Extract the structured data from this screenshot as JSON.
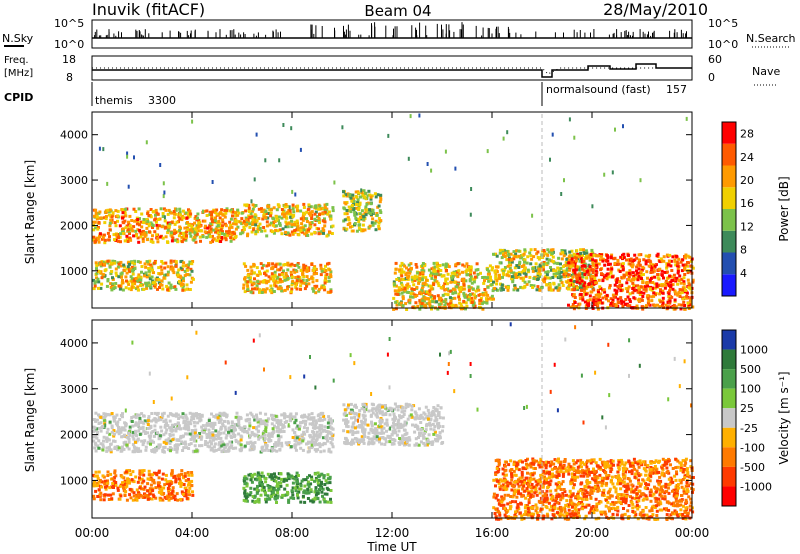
{
  "header": {
    "station": "Inuvik (fitACF)",
    "beam": "Beam 04",
    "date": "28/May/2010"
  },
  "summary": {
    "nsky_label": "N.Sky",
    "nsky_ticks": [
      "10^5",
      "10^0"
    ],
    "nsearch_label": "N.Search",
    "freq_label": "Freq.",
    "freq_unit": "[MHz]",
    "freq_ticks": [
      "18",
      "8"
    ],
    "nave_label": "Nave",
    "nave_ticks": [
      "60",
      "0"
    ],
    "cpid_label": "CPID",
    "cpid_segments": [
      {
        "name": "themis",
        "id": "3300"
      },
      {
        "name": "normalsound (fast)",
        "id": "157"
      }
    ],
    "cpid_change_hour": 18.0
  },
  "panels": {
    "power_ylabel": "Slant Range [km]",
    "velocity_ylabel": "Slant Range [km]",
    "xlabel": "Time UT",
    "power_colorbar_label": "Power [dB]",
    "velocity_colorbar_label": "Velocity [m s⁻¹]"
  },
  "chart_data": [
    {
      "type": "heatmap",
      "name": "power",
      "x_ticks": [
        "00:00",
        "04:00",
        "08:00",
        "12:00",
        "16:00",
        "20:00",
        "00:00"
      ],
      "x_range_hours": [
        0,
        24
      ],
      "y_ticks": [
        1000,
        2000,
        3000,
        4000
      ],
      "y_range_km": [
        180,
        4500
      ],
      "colorbar": {
        "label": "Power [dB]",
        "ticks": [
          4,
          8,
          12,
          16,
          20,
          24,
          28
        ],
        "range": [
          0,
          30
        ],
        "colors": [
          "#1a1aff",
          "#234fb0",
          "#3d8a5a",
          "#7cc24a",
          "#f0d000",
          "#ff9a00",
          "#ff5a00",
          "#ff0000"
        ]
      },
      "echo_bands": [
        {
          "t0": 0.0,
          "t1": 5.8,
          "r0": 1650,
          "r1": 2400,
          "level": 20
        },
        {
          "t0": 5.8,
          "t1": 9.6,
          "r0": 1800,
          "r1": 2500,
          "level": 18
        },
        {
          "t0": 0.0,
          "t1": 4.0,
          "r0": 600,
          "r1": 1250,
          "level": 17
        },
        {
          "t0": 6.0,
          "t1": 9.5,
          "r0": 550,
          "r1": 1200,
          "level": 19
        },
        {
          "t0": 10.0,
          "t1": 11.5,
          "r0": 1900,
          "r1": 2800,
          "level": 15
        },
        {
          "t0": 12.0,
          "t1": 16.0,
          "r0": 180,
          "r1": 1200,
          "level": 18
        },
        {
          "t0": 16.0,
          "t1": 20.0,
          "r0": 600,
          "r1": 1500,
          "level": 16
        },
        {
          "t0": 19.0,
          "t1": 24.0,
          "r0": 180,
          "r1": 1400,
          "level": 24
        }
      ]
    },
    {
      "type": "heatmap",
      "name": "velocity",
      "x_ticks": [
        "00:00",
        "04:00",
        "08:00",
        "12:00",
        "16:00",
        "20:00",
        "00:00"
      ],
      "x_range_hours": [
        0,
        24
      ],
      "y_ticks": [
        1000,
        2000,
        3000,
        4000
      ],
      "y_range_km": [
        180,
        4500
      ],
      "colorbar": {
        "label": "Velocity [m s⁻¹]",
        "ticks": [
          "1000",
          "500",
          "100",
          "25",
          "-25",
          "-100",
          "-500",
          "-1000"
        ],
        "colors": [
          "#1a3aa8",
          "#2f7a3a",
          "#4aa04a",
          "#7ac83a",
          "#c8c8c8",
          "#ffb000",
          "#ff7a00",
          "#ff3a00",
          "#ff0000"
        ]
      },
      "echo_bands": [
        {
          "t0": 0.0,
          "t1": 9.6,
          "r0": 1650,
          "r1": 2500,
          "class": "ground"
        },
        {
          "t0": 10.0,
          "t1": 14.0,
          "r0": 1800,
          "r1": 2700,
          "class": "ground"
        },
        {
          "t0": 0.0,
          "t1": 4.0,
          "r0": 600,
          "r1": 1250,
          "class": "away"
        },
        {
          "t0": 6.0,
          "t1": 9.5,
          "r0": 550,
          "r1": 1200,
          "class": "toward"
        },
        {
          "t0": 16.0,
          "t1": 24.0,
          "r0": 180,
          "r1": 1500,
          "class": "away"
        }
      ]
    }
  ]
}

⁂

WHAT YOU ARE ASKED TO DO
Give every record back exactly as it reads, with no images.

FINISHED EXERCISE
Extract the structured data from this screenshot as JSON.
{
  "header": {
    "station": "Inuvik (fitACF)",
    "beam": "Beam 04",
    "date": "28/May/2010"
  },
  "summary": {
    "nsky_label": "N.Sky",
    "nsky_ticks": [
      "10^5",
      "10^0"
    ],
    "nsearch_label": "N.Search",
    "freq_label": "Freq.",
    "freq_unit": "[MHz]",
    "freq_ticks": [
      "18",
      "8"
    ],
    "nave_label": "Nave",
    "nave_ticks": [
      "60",
      "0"
    ],
    "cpid_label": "CPID",
    "cpid_segments": [
      {
        "name": "themis",
        "id": "3300"
      },
      {
        "name": "normalsound (fast)",
        "id": "157"
      }
    ],
    "cpid_change_hour": 18.0
  },
  "panels": {
    "power_ylabel": "Slant Range [km]",
    "velocity_ylabel": "Slant Range [km]",
    "xlabel": "Time UT",
    "power_colorbar_label": "Power [dB]",
    "velocity_colorbar_label": "Velocity [m s⁻¹]"
  },
  "chart_data": [
    {
      "type": "heatmap",
      "name": "power",
      "x_ticks": [
        "00:00",
        "04:00",
        "08:00",
        "12:00",
        "16:00",
        "20:00",
        "00:00"
      ],
      "x_range_hours": [
        0,
        24
      ],
      "y_ticks": [
        1000,
        2000,
        3000,
        4000
      ],
      "y_range_km": [
        180,
        4500
      ],
      "colorbar": {
        "label": "Power [dB]",
        "ticks": [
          4,
          8,
          12,
          16,
          20,
          24,
          28
        ],
        "range": [
          0,
          30
        ],
        "colors": [
          "#1a1aff",
          "#234fb0",
          "#3d8a5a",
          "#7cc24a",
          "#f0d000",
          "#ff9a00",
          "#ff5a00",
          "#ff0000"
        ]
      },
      "echo_bands": [
        {
          "t0": 0.0,
          "t1": 5.8,
          "r0": 1650,
          "r1": 2400,
          "level": 20
        },
        {
          "t0": 5.8,
          "t1": 9.6,
          "r0": 1800,
          "r1": 2500,
          "level": 18
        },
        {
          "t0": 0.0,
          "t1": 4.0,
          "r0": 600,
          "r1": 1250,
          "level": 17
        },
        {
          "t0": 6.0,
          "t1": 9.5,
          "r0": 550,
          "r1": 1200,
          "level": 19
        },
        {
          "t0": 10.0,
          "t1": 11.5,
          "r0": 1900,
          "r1": 2800,
          "level": 15
        },
        {
          "t0": 12.0,
          "t1": 16.0,
          "r0": 180,
          "r1": 1200,
          "level": 18
        },
        {
          "t0": 16.0,
          "t1": 20.0,
          "r0": 600,
          "r1": 1500,
          "level": 16
        },
        {
          "t0": 19.0,
          "t1": 24.0,
          "r0": 180,
          "r1": 1400,
          "level": 24
        }
      ]
    },
    {
      "type": "heatmap",
      "name": "velocity",
      "x_ticks": [
        "00:00",
        "04:00",
        "08:00",
        "12:00",
        "16:00",
        "20:00",
        "00:00"
      ],
      "x_range_hours": [
        0,
        24
      ],
      "y_ticks": [
        1000,
        2000,
        3000,
        4000
      ],
      "y_range_km": [
        180,
        4500
      ],
      "colorbar": {
        "label": "Velocity [m s⁻¹]",
        "ticks": [
          "1000",
          "500",
          "100",
          "25",
          "-25",
          "-100",
          "-500",
          "-1000"
        ],
        "colors": [
          "#1a3aa8",
          "#2f7a3a",
          "#4aa04a",
          "#7ac83a",
          "#c8c8c8",
          "#ffb000",
          "#ff7a00",
          "#ff3a00",
          "#ff0000"
        ]
      },
      "echo_bands": [
        {
          "t0": 0.0,
          "t1": 9.6,
          "r0": 1650,
          "r1": 2500,
          "class": "ground"
        },
        {
          "t0": 10.0,
          "t1": 14.0,
          "r0": 1800,
          "r1": 2700,
          "class": "ground"
        },
        {
          "t0": 0.0,
          "t1": 4.0,
          "r0": 600,
          "r1": 1250,
          "class": "away"
        },
        {
          "t0": 6.0,
          "t1": 9.5,
          "r0": 550,
          "r1": 1200,
          "class": "toward"
        },
        {
          "t0": 16.0,
          "t1": 24.0,
          "r0": 180,
          "r1": 1500,
          "class": "away"
        }
      ]
    }
  ]
}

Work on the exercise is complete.